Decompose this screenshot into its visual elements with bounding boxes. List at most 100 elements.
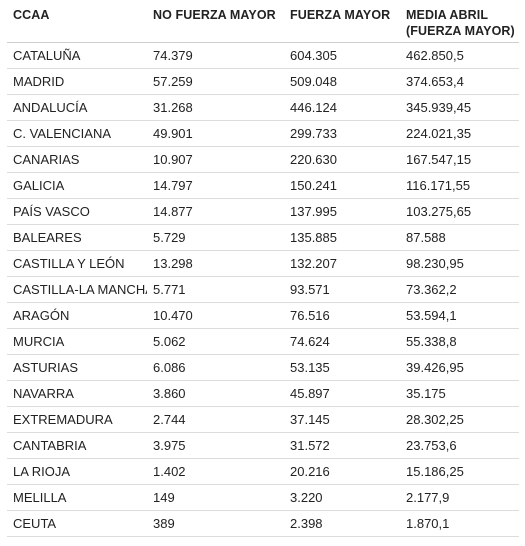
cell-media-abril: 98.230,95 bbox=[400, 250, 519, 277]
table-row: EXTREMADURA 2.744 37.145 28.302,25 bbox=[7, 406, 519, 433]
cell-fuerza-mayor: 93.571 bbox=[284, 276, 400, 303]
cell-media-abril: 374.653,4 bbox=[400, 68, 519, 95]
cell-no-fuerza-mayor: 10.907 bbox=[147, 146, 284, 173]
cell-ccaa: CASTILLA Y LEÓN bbox=[7, 250, 147, 277]
cell-ccaa: CATALUÑA bbox=[7, 42, 147, 69]
cell-no-fuerza-mayor: 10.470 bbox=[147, 302, 284, 329]
table-row: CATALUÑA 74.379 604.305 462.850,5 bbox=[7, 42, 519, 69]
cell-fuerza-mayor: 135.885 bbox=[284, 224, 400, 251]
cell-ccaa: PAÍS VASCO bbox=[7, 198, 147, 225]
cell-fuerza-mayor: 20.216 bbox=[284, 458, 400, 485]
cell-media-abril: 167.547,15 bbox=[400, 146, 519, 173]
table-row: CASTILLA-LA MANCHA 5.771 93.571 73.362,2 bbox=[7, 276, 519, 303]
cell-no-fuerza-mayor: 31.268 bbox=[147, 94, 284, 121]
table-row: MELILLA 149 3.220 2.177,9 bbox=[7, 484, 519, 511]
cell-no-fuerza-mayor: 3.860 bbox=[147, 380, 284, 407]
cell-ccaa: GALICIA bbox=[7, 172, 147, 199]
cell-no-fuerza-mayor: 74.379 bbox=[147, 42, 284, 69]
cell-fuerza-mayor: 604.305 bbox=[284, 42, 400, 69]
cell-media-abril: 23.753,6 bbox=[400, 432, 519, 459]
cell-media-abril: 28.302,25 bbox=[400, 406, 519, 433]
cell-fuerza-mayor: 509.048 bbox=[284, 68, 400, 95]
header-ccaa: CCAA bbox=[7, 0, 147, 43]
cell-ccaa: ARAGÓN bbox=[7, 302, 147, 329]
cell-ccaa: LA RIOJA bbox=[7, 458, 147, 485]
cell-media-abril: 73.362,2 bbox=[400, 276, 519, 303]
cell-ccaa: CANARIAS bbox=[7, 146, 147, 173]
table-row: MURCIA 5.062 74.624 55.338,8 bbox=[7, 328, 519, 355]
cell-media-abril: 53.594,1 bbox=[400, 302, 519, 329]
table-row: CANTABRIA 3.975 31.572 23.753,6 bbox=[7, 432, 519, 459]
table-row: ANDALUCÍA 31.268 446.124 345.939,45 bbox=[7, 94, 519, 121]
table-row: NAVARRA 3.860 45.897 35.175 bbox=[7, 380, 519, 407]
table-row: C. VALENCIANA 49.901 299.733 224.021,35 bbox=[7, 120, 519, 147]
table-row: ASTURIAS 6.086 53.135 39.426,95 bbox=[7, 354, 519, 381]
table-row: PAÍS VASCO 14.877 137.995 103.275,65 bbox=[7, 198, 519, 225]
cell-ccaa: ASTURIAS bbox=[7, 354, 147, 381]
cell-media-abril: 345.939,45 bbox=[400, 94, 519, 121]
cell-no-fuerza-mayor: 14.797 bbox=[147, 172, 284, 199]
cell-ccaa: MADRID bbox=[7, 68, 147, 95]
cell-fuerza-mayor: 446.124 bbox=[284, 94, 400, 121]
cell-fuerza-mayor: 220.630 bbox=[284, 146, 400, 173]
cell-no-fuerza-mayor: 13.298 bbox=[147, 250, 284, 277]
cell-media-abril: 1.870,1 bbox=[400, 510, 519, 537]
cell-fuerza-mayor: 2.398 bbox=[284, 510, 400, 537]
cell-fuerza-mayor: 299.733 bbox=[284, 120, 400, 147]
cell-ccaa: EXTREMADURA bbox=[7, 406, 147, 433]
cell-ccaa: MELILLA bbox=[7, 484, 147, 511]
cell-no-fuerza-mayor: 57.259 bbox=[147, 68, 284, 95]
cell-media-abril: 103.275,65 bbox=[400, 198, 519, 225]
cell-no-fuerza-mayor: 1.402 bbox=[147, 458, 284, 485]
cell-ccaa: ANDALUCÍA bbox=[7, 94, 147, 121]
header-media-abril: MEDIA ABRIL (FUERZA MAYOR) bbox=[400, 0, 519, 43]
cell-ccaa: CASTILLA-LA MANCHA bbox=[7, 276, 147, 303]
cell-fuerza-mayor: 45.897 bbox=[284, 380, 400, 407]
table-row: MADRID 57.259 509.048 374.653,4 bbox=[7, 68, 519, 95]
cell-no-fuerza-mayor: 14.877 bbox=[147, 198, 284, 225]
cell-fuerza-mayor: 150.241 bbox=[284, 172, 400, 199]
cell-ccaa: BALEARES bbox=[7, 224, 147, 251]
table-row: CASTILLA Y LEÓN 13.298 132.207 98.230,95 bbox=[7, 250, 519, 277]
cell-no-fuerza-mayor: 5.729 bbox=[147, 224, 284, 251]
table-row: GALICIA 14.797 150.241 116.171,55 bbox=[7, 172, 519, 199]
cell-media-abril: 224.021,35 bbox=[400, 120, 519, 147]
cell-media-abril: 35.175 bbox=[400, 380, 519, 407]
cell-media-abril: 39.426,95 bbox=[400, 354, 519, 381]
cell-media-abril: 55.338,8 bbox=[400, 328, 519, 355]
table-row: BALEARES 5.729 135.885 87.588 bbox=[7, 224, 519, 251]
table-header: CCAA NO FUERZA MAYOR FUERZA MAYOR MEDIA … bbox=[7, 0, 519, 43]
cell-fuerza-mayor: 37.145 bbox=[284, 406, 400, 433]
table-row: LA RIOJA 1.402 20.216 15.186,25 bbox=[7, 458, 519, 485]
cell-no-fuerza-mayor: 49.901 bbox=[147, 120, 284, 147]
cell-fuerza-mayor: 132.207 bbox=[284, 250, 400, 277]
cell-ccaa: MURCIA bbox=[7, 328, 147, 355]
cell-media-abril: 462.850,5 bbox=[400, 42, 519, 69]
table-row: CEUTA 389 2.398 1.870,1 bbox=[7, 510, 519, 537]
cell-fuerza-mayor: 137.995 bbox=[284, 198, 400, 225]
header-no-fuerza-mayor: NO FUERZA MAYOR bbox=[147, 0, 284, 43]
cell-no-fuerza-mayor: 149 bbox=[147, 484, 284, 511]
cell-ccaa: CEUTA bbox=[7, 510, 147, 537]
cell-fuerza-mayor: 31.572 bbox=[284, 432, 400, 459]
header-fuerza-mayor: FUERZA MAYOR bbox=[284, 0, 400, 43]
cell-fuerza-mayor: 76.516 bbox=[284, 302, 400, 329]
cell-fuerza-mayor: 53.135 bbox=[284, 354, 400, 381]
table-row: CANARIAS 10.907 220.630 167.547,15 bbox=[7, 146, 519, 173]
cell-ccaa: C. VALENCIANA bbox=[7, 120, 147, 147]
cell-no-fuerza-mayor: 3.975 bbox=[147, 432, 284, 459]
header-row: CCAA NO FUERZA MAYOR FUERZA MAYOR MEDIA … bbox=[7, 0, 519, 43]
table-row: ARAGÓN 10.470 76.516 53.594,1 bbox=[7, 302, 519, 329]
table-body: CATALUÑA 74.379 604.305 462.850,5 MADRID 57.2… bbox=[7, 42, 519, 537]
cell-fuerza-mayor: 74.624 bbox=[284, 328, 400, 355]
cell-ccaa: CANTABRIA bbox=[7, 432, 147, 459]
cell-no-fuerza-mayor: 2.744 bbox=[147, 406, 284, 433]
cell-media-abril: 2.177,9 bbox=[400, 484, 519, 511]
cell-media-abril: 15.186,25 bbox=[400, 458, 519, 485]
cell-no-fuerza-mayor: 6.086 bbox=[147, 354, 284, 381]
data-table: CCAA NO FUERZA MAYOR FUERZA MAYOR MEDIA … bbox=[7, 0, 519, 537]
cell-no-fuerza-mayor: 389 bbox=[147, 510, 284, 537]
cell-media-abril: 87.588 bbox=[400, 224, 519, 251]
cell-media-abril: 116.171,55 bbox=[400, 172, 519, 199]
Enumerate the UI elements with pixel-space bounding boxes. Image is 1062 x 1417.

## Short problem:
Pick out and copy each line of the records above that contains the string "VASCO". Letter case counts.

## Reply:
cell-ccaa: PAÍS VASCO bbox=[7, 198, 147, 225]
table-row: PAÍS VASCO 14.877 137.995 103.275,65 bbox=[7, 198, 519, 225]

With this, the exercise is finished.